◆ PROMPT:
Turn the listing into a numbered list, starting with its first line and going on through the line containing "- epoch-time-chart: 20", and omit any blank lines.

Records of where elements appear
# # # # #

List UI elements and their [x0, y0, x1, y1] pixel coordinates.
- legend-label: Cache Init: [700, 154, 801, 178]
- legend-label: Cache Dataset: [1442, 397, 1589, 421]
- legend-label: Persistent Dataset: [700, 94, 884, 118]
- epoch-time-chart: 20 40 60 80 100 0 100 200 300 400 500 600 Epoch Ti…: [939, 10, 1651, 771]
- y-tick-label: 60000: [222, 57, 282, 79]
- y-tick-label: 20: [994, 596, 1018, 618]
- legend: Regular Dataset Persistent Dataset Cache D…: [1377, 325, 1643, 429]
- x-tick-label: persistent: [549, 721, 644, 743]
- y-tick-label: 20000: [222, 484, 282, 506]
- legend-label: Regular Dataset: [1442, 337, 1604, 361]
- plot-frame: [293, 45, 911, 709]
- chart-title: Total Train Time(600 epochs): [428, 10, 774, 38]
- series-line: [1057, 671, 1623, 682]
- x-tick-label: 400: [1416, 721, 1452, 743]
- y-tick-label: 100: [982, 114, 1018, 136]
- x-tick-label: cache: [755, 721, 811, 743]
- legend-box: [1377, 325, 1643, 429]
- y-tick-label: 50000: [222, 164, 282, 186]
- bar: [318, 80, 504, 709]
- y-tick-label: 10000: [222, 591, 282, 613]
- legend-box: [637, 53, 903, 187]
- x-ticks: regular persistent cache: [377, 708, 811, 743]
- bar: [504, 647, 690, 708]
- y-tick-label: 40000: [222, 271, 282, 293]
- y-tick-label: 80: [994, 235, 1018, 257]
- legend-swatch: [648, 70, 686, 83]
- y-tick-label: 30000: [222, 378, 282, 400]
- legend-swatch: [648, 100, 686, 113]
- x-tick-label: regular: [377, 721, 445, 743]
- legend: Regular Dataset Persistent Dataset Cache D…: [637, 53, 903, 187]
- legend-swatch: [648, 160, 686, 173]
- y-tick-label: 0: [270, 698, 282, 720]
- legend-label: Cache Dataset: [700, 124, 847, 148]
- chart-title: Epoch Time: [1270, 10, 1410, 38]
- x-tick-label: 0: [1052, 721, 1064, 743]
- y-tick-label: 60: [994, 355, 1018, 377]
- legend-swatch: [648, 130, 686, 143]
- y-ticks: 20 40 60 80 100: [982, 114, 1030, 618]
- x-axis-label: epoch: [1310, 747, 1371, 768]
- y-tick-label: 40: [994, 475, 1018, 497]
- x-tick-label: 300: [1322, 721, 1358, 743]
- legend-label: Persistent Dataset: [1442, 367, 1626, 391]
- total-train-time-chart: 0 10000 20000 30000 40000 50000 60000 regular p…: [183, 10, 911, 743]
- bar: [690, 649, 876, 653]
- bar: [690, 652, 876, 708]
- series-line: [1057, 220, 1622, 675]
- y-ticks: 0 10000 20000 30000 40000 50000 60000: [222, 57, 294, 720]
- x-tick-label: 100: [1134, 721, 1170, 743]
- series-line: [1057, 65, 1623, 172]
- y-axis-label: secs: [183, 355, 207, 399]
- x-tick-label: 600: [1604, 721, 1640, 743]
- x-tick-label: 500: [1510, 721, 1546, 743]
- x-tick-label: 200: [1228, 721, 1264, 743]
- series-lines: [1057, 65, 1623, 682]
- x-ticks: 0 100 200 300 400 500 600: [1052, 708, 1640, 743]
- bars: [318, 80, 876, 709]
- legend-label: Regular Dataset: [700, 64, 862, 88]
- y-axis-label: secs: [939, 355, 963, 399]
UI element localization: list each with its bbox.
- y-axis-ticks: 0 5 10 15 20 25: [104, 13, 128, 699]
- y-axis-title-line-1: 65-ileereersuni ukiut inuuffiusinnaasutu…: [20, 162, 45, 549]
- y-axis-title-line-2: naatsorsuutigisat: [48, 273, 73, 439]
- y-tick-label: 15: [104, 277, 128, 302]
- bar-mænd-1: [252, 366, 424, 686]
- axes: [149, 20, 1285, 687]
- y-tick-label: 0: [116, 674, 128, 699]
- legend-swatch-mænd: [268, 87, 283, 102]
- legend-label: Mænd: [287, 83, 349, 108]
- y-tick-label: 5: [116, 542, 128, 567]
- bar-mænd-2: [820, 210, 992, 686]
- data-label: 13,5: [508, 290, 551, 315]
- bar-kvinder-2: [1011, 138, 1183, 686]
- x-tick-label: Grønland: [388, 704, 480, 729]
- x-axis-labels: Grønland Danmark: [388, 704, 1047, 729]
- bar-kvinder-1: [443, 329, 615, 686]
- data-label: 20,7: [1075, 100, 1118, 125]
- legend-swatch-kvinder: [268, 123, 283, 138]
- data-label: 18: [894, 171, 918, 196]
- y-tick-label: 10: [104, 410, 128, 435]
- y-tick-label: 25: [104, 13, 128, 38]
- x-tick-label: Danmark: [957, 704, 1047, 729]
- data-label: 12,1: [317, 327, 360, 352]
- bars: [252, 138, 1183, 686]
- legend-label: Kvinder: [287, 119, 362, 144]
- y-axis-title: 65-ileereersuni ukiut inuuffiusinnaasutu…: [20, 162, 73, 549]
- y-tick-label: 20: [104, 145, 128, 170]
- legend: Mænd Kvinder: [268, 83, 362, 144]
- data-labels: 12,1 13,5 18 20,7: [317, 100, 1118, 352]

# # # # #

◆ SOLUTION TO THE EXERCISE:
1. List UI elements and their [x0, y0, x1, y1] pixel coordinates.
2. - legend-label: Cache Init: [700, 154, 801, 178]
3. - legend-label: Cache Dataset: [1442, 397, 1589, 421]
4. - legend-label: Persistent Dataset: [700, 94, 884, 118]
5. - epoch-time-chart: 20 40 60 80 100 0 100 200 300 400 500 600 Epoch Ti…: [939, 10, 1651, 771]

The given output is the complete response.